In addition, five giant banks control Wall Street, three cable companies control broadband, and Big Oil has the power to raise gas prices at the pump far higher than the costs of crude, he insisted. “All are raising prices and increasing profits because they can.”

Price Controls, Profit Recession

Reich called on the Biden administration and Congress to take direct action against “profit-price inflation” rather than allowing the Fed to raise interest rates and put the inflationary burden on the average American people.

He called for enforcing “bold antitrust” standards, saying that even the credible threat of such enforcement can force corporations to not raise prices above their costs.

Reich also suggested implementing a tax on windfall profits, a temporary tax on price increases that exceed the Producers Price Index (PPI) cost of producing consumer products.

The ideas put forward by Reich are not something new, and have been opposed by other experts. In an interview with Wharton Business Daily, Wharton marketing professor Z. John Zhang, for example, stated that corporations have become a convenient scapegoat for inflation.

“I think that firms are actually doing exactly what they’re supposed to do. Where you could raise prices, you raise prices to make more money to invest for more production. That’s what we want the firms to do,” Zhang said.

Forcing companies to “stay put” with their prices can lead to shortages, he warned. In such a situation, consumers will start to hoard products, which will create “even more shortages.”

In an interview on the Wealthion program in July, MacroMavens founder and economist Stephanie Pomboy pointed out that a measure she relies on as a proxy for corporate margins has crashed to lows not seen since the mid-1970s.

“It’s not only forecasting a profit recession, it’s forecasting the worst profit recession in 50 years,” she said. Pomboy predicted that Wall Street earnings forecasts will likely face sharp downward revisions and put more pressure on the equity markets.

Saved data entries
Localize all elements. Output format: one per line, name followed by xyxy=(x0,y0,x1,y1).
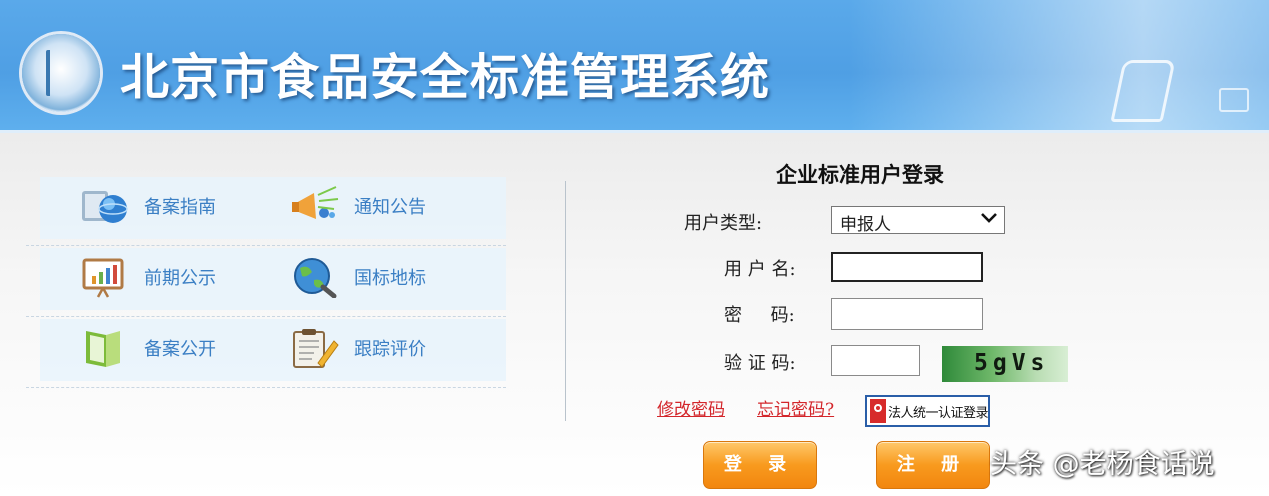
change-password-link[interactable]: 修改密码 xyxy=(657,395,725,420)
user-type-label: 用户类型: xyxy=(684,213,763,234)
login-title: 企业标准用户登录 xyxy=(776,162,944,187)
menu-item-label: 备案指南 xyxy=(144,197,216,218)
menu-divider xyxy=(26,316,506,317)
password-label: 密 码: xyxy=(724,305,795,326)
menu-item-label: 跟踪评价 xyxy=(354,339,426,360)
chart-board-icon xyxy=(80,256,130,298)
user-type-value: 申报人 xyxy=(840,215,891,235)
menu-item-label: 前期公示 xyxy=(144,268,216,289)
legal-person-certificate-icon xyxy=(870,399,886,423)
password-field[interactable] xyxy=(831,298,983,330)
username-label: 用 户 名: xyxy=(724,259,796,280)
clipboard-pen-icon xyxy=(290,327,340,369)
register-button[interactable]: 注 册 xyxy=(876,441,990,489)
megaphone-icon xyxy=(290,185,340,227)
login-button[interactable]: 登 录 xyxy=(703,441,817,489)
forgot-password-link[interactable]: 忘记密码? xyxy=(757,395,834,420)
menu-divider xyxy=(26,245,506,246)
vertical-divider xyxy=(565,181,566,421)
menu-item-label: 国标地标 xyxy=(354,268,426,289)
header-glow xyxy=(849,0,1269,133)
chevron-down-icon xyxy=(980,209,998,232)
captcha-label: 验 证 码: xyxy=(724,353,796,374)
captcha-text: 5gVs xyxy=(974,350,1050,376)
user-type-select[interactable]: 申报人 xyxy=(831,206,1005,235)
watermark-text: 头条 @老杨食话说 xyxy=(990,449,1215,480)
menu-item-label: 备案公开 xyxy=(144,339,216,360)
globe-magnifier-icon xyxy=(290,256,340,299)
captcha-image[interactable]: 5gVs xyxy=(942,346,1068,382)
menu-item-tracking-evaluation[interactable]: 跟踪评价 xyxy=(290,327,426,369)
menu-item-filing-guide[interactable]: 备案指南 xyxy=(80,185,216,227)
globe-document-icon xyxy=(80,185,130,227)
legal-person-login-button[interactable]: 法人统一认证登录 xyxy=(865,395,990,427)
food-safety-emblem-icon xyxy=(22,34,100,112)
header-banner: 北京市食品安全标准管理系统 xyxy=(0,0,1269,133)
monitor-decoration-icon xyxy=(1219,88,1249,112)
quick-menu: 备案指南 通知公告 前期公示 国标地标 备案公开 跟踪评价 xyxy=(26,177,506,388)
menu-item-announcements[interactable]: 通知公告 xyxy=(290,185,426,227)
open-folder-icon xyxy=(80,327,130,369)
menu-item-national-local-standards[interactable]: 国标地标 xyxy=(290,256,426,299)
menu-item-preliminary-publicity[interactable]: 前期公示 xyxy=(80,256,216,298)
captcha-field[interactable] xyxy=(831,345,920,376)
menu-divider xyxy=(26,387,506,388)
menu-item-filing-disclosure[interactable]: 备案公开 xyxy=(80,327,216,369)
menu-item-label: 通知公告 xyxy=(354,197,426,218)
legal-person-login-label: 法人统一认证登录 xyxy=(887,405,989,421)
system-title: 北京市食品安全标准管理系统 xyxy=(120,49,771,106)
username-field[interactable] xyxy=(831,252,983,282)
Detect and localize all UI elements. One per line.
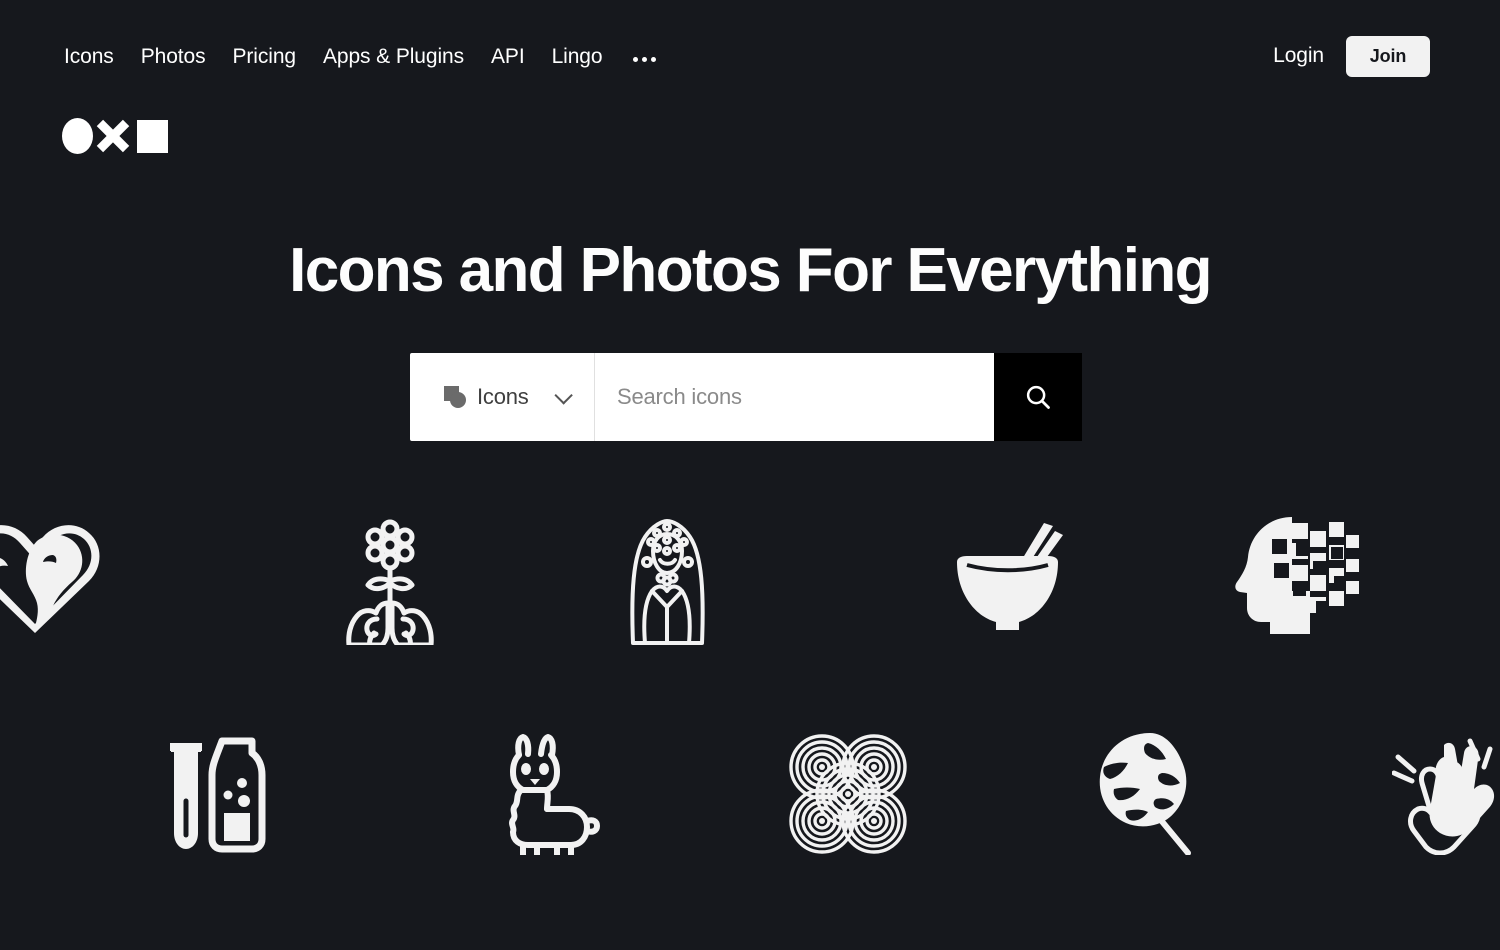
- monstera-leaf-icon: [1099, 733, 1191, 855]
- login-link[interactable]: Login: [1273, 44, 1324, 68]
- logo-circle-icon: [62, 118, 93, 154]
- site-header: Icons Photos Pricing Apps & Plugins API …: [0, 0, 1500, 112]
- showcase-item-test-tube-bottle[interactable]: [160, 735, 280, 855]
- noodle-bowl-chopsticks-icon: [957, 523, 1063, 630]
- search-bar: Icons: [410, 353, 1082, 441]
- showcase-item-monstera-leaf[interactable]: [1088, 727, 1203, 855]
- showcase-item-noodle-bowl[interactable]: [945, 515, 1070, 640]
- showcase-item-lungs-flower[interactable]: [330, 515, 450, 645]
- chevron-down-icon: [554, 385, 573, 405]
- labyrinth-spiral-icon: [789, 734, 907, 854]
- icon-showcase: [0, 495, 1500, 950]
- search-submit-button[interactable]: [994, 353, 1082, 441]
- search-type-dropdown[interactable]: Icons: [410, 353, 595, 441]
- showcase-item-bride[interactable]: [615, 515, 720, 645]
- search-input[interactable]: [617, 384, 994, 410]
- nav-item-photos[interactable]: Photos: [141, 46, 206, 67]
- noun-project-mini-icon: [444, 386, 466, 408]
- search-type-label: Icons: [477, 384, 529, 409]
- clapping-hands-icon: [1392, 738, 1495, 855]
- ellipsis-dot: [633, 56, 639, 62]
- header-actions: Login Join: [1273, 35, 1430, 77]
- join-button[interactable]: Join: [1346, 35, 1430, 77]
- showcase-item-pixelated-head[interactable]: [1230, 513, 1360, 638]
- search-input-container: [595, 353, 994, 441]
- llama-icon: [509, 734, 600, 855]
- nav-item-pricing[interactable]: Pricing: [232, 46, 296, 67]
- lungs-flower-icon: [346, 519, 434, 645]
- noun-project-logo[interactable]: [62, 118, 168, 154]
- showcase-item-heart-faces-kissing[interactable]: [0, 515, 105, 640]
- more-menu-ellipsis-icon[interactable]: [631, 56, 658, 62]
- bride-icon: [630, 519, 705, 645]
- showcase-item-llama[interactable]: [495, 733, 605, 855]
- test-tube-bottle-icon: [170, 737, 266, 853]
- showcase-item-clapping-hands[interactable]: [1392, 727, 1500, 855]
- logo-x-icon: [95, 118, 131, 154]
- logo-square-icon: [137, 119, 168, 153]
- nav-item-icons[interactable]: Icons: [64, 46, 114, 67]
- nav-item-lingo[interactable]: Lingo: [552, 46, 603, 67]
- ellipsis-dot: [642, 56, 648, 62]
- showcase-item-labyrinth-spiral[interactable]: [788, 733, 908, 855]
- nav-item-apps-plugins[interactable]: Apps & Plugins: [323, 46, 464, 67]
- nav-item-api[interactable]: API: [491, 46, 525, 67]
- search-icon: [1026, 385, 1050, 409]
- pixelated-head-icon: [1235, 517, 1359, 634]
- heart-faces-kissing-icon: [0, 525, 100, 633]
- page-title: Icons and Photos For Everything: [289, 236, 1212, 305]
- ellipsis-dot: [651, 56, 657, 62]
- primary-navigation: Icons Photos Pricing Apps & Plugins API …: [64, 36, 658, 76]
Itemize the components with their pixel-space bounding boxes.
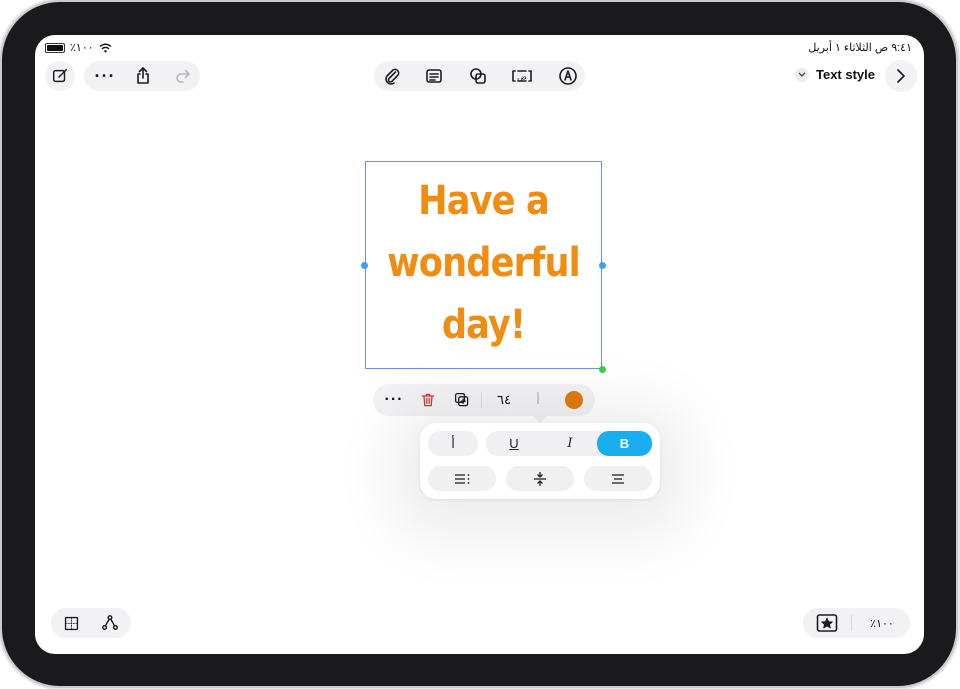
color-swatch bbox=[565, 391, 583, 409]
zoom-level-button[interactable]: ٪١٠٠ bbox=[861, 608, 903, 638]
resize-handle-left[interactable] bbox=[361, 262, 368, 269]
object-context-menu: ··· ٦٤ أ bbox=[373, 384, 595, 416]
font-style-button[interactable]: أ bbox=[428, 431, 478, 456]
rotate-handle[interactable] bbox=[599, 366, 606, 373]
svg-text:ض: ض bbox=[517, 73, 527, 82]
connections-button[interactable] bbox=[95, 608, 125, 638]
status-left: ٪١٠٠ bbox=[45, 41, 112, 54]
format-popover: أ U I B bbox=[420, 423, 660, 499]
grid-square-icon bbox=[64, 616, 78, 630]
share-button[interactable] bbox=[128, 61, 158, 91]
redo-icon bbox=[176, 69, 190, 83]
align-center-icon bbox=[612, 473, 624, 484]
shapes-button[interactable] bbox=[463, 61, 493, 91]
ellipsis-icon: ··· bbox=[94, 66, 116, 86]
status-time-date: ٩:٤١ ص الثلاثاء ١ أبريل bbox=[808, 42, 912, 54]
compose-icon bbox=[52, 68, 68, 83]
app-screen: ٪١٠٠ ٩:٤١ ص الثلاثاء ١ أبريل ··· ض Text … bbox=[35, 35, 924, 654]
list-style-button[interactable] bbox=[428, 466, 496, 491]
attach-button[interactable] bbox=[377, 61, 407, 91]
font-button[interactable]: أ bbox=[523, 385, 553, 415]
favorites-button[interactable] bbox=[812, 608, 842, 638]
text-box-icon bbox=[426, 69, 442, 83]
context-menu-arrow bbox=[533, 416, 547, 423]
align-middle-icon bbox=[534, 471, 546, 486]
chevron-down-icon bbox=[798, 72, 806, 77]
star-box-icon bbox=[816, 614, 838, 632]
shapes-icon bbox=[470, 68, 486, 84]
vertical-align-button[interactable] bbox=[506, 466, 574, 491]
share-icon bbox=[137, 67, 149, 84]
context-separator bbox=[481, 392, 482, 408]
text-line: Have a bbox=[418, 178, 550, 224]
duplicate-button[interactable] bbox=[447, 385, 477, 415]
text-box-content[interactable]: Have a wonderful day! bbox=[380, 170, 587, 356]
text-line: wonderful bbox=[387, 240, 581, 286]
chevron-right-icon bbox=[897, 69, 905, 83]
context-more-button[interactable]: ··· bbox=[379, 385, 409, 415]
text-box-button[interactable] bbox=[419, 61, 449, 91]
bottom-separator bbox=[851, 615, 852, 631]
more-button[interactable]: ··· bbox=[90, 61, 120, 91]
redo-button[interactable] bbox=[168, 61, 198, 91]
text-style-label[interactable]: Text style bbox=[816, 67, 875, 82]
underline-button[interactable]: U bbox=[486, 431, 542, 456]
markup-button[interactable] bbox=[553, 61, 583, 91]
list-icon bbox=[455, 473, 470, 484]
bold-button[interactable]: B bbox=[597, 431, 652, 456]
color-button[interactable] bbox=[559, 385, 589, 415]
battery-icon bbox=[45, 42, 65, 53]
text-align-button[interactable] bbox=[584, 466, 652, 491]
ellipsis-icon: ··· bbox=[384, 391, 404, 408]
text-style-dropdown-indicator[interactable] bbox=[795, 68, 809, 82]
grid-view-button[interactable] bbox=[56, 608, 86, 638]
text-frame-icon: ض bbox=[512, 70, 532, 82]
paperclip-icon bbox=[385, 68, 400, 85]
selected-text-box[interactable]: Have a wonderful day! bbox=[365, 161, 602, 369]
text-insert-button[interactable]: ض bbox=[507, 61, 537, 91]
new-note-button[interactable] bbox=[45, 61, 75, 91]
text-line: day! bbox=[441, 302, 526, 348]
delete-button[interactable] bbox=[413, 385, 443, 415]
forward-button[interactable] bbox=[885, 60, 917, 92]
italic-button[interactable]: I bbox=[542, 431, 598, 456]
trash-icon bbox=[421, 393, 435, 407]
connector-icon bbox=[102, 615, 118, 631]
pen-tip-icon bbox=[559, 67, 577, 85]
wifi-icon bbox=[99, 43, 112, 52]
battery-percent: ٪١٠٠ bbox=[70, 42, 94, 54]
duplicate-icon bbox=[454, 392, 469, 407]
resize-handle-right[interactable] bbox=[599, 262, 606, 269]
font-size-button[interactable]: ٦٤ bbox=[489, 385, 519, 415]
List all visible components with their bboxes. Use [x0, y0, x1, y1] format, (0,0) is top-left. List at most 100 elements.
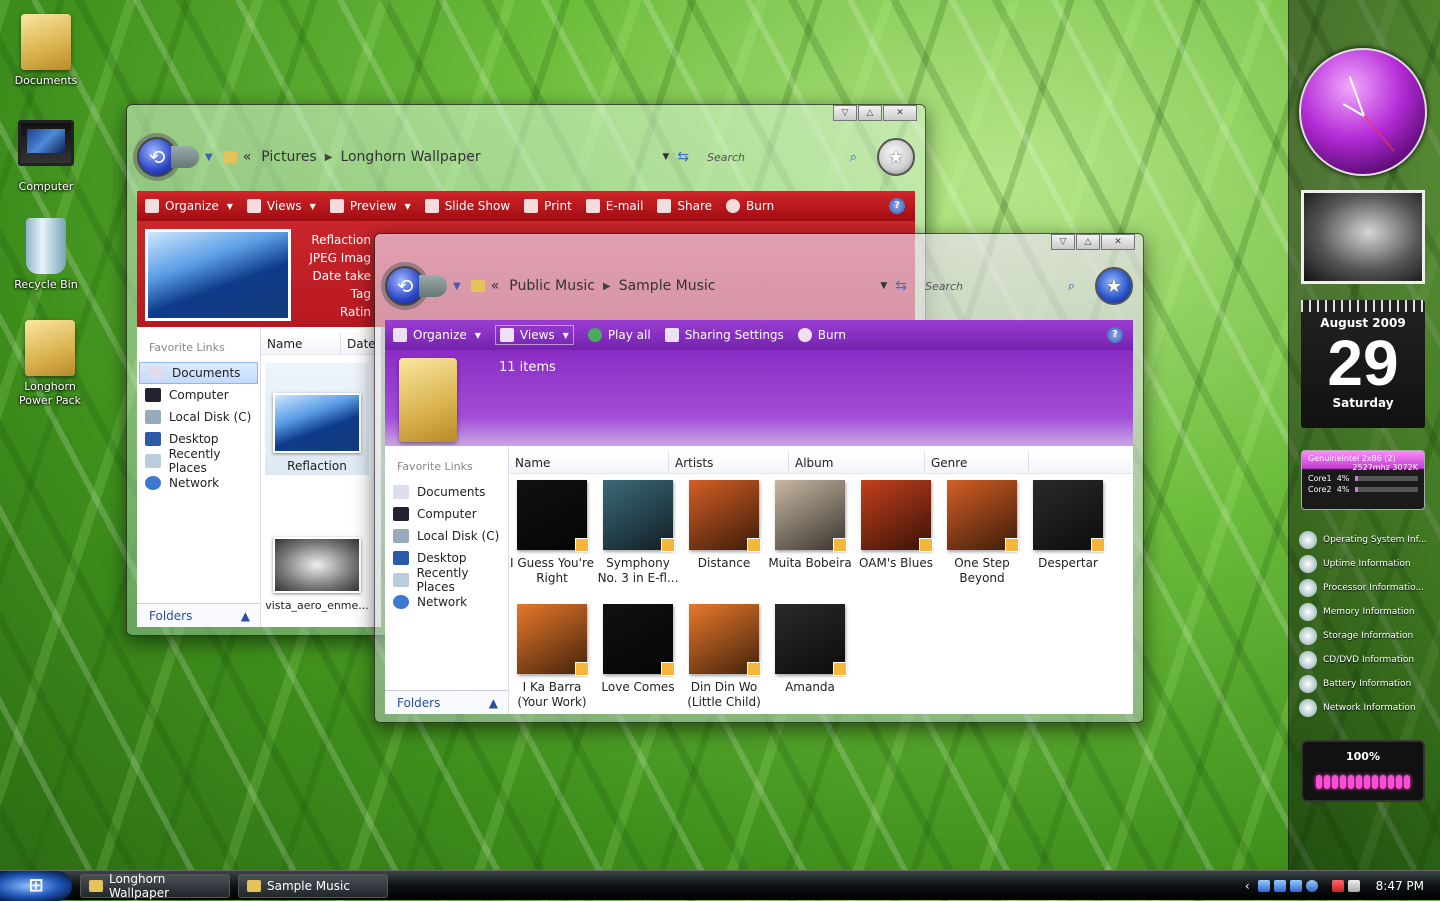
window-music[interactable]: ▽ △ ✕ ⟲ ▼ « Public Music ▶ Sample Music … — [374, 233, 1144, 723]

### Aim
Copy the passage on inflation and corporate profits from "In addition, five" to "average American people.", replacing "cable companies" with "internet providers". The records play no part in what is asked here.

### The output
In addition, five giant banks control Wall Street, three internet providers control broadband, and Big Oil has the power to raise gas prices at the pump far higher than the costs of crude, he insisted. “All are raising prices and increasing profits because they can.”

Price Controls, Profit Recession

Reich called on the Biden administration and Congress to take direct action against “profit-price inflation” rather than allowing the Fed to raise interest rates and put the inflationary burden on the average American people.